-- Begin Input --

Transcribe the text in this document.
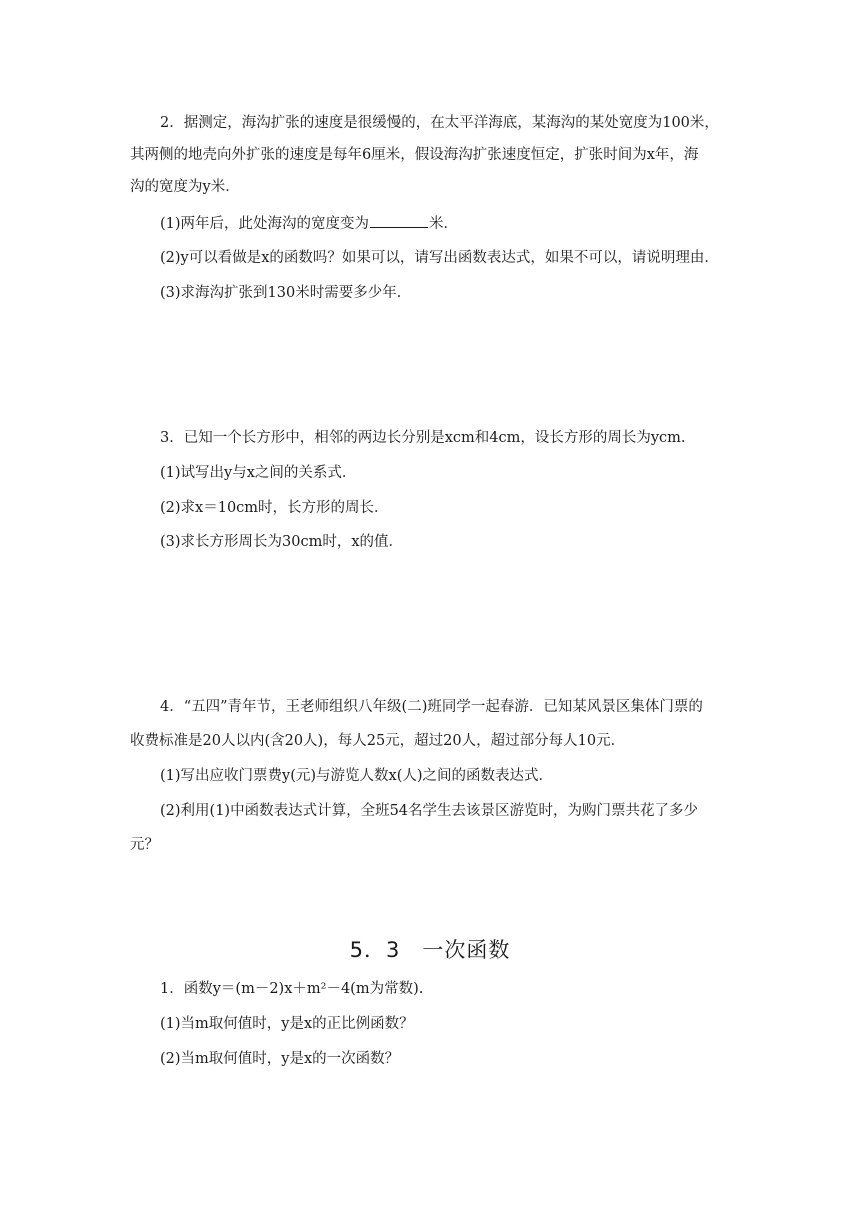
2．据测定，海沟扩张的速度是很缓慢的，在太平洋海底，某海沟的某处宽度为100米，
其两侧的地壳向外扩张的速度是每年6厘米，假设海沟扩张速度恒定，扩张时间为x年，海
沟的宽度为y米．
(1)两年后，此处海沟的宽度变为	米．
(2)y可以看做是x的函数吗？如果可以，请写出函数表达式，如果不可以，请说明理由．
(3)求海沟扩张到130米时需要多少年．
3．已知一个长方形中，相邻的两边长分别是xcm和4cm，设长方形的周长为ycm.
(1)试写出y与x之间的关系式．
(2)求x＝10cm时，长方形的周长．
(3)求长方形周长为30cm时，x的值．
4．“五四”青年节，王老师组织八年级(二)班同学一起春游．已知某风景区集体门票的
收费标准是20人以内(含20人)，每人25元，超过20人，超过部分每人10元．
(1)写出应收门票费y(元)与游览人数x(人)之间的函数表达式．
(2)利用(1)中函数表达式计算，全班54名学生去该景区游览时，为购门票共花了多少
元？
5．3　一次函数
1．函数y＝(m－2)x＋m²－4(m为常数).
(1)当m取何值时，y是x的正比例函数？
(2)当m取何值时，y是x的一次函数？
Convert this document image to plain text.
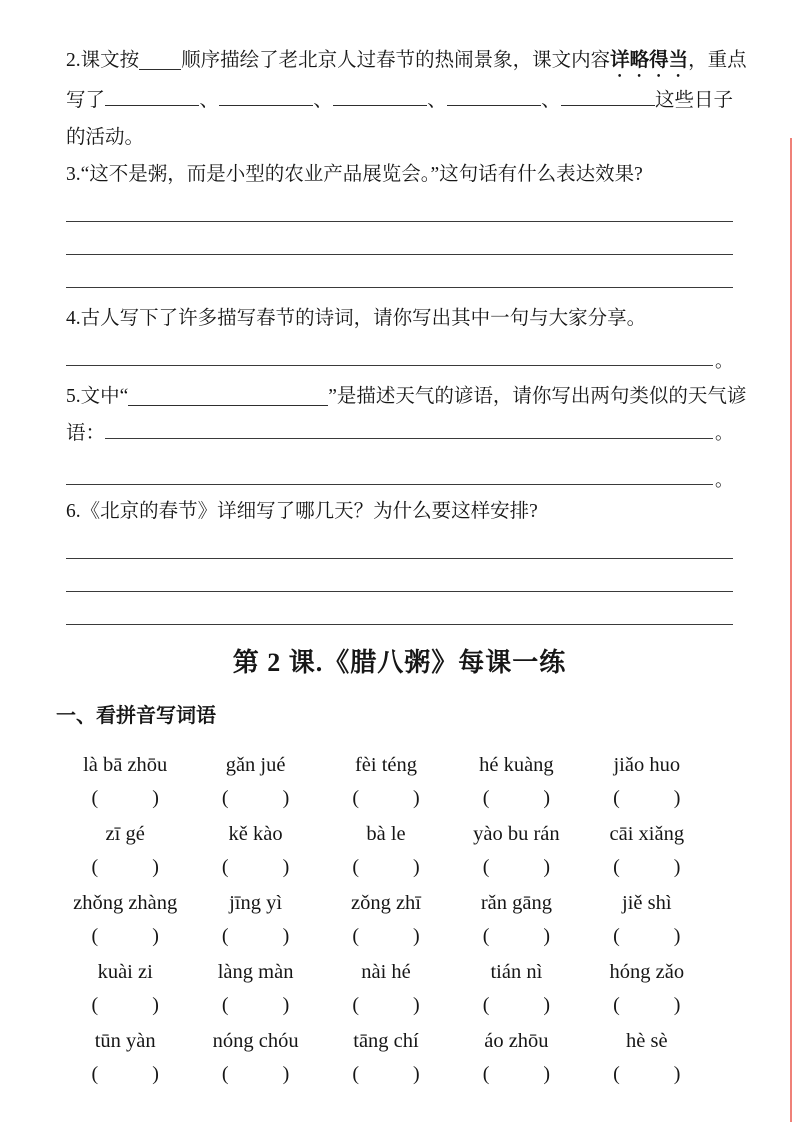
2.课文按 顺序描绘了老北京人过春节的热闹景象，课文内容详略得当，重点

写了	、	、	、	、	这些日子

的活动。

3.“这不是粥，而是小型的农业产品展览会。”这句话有什么表达效果?

4.古人写下了许多描写春节的诗词，请你写出其中一句与大家分享。

。

5.文中“	”是描述天气的谚语，请你写出两句类似的天气谚

语：	。
。

6.《北京的春节》详细写了哪几天？为什么要这样安排?

第 2 课.《腊八粥》每课一练
一、看拼音写词语
là bā zhōu	gǎn jué	fèi téng	hé kuàng	jiǎo huo
(	)	(	)	(	)	(	)	(	)
zī gé	kě kào	bà le	yào bu rán	cāi xiǎng
(	)	(	)	(	)	(	)	(	)
zhǒng zhàng	jīng yì	zǒng zhī	rǎn gāng	jiě shì
(	)	(	)	(	)	(	)	(	)
kuài zi	làng màn	nài hé	tián nì	hóng zǎo
(	)	(	)	(	)	(	)	(	)
tūn yàn	nóng chóu	tāng chí	áo zhōu	hè sè
(	)	(	)	(	)	(	)	(	)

-- End Input --

**What is needed**
Pick out every line holding the string "document" and return it.

**Full response**
Transcribe the text in this document.
Convert this document image to plain text.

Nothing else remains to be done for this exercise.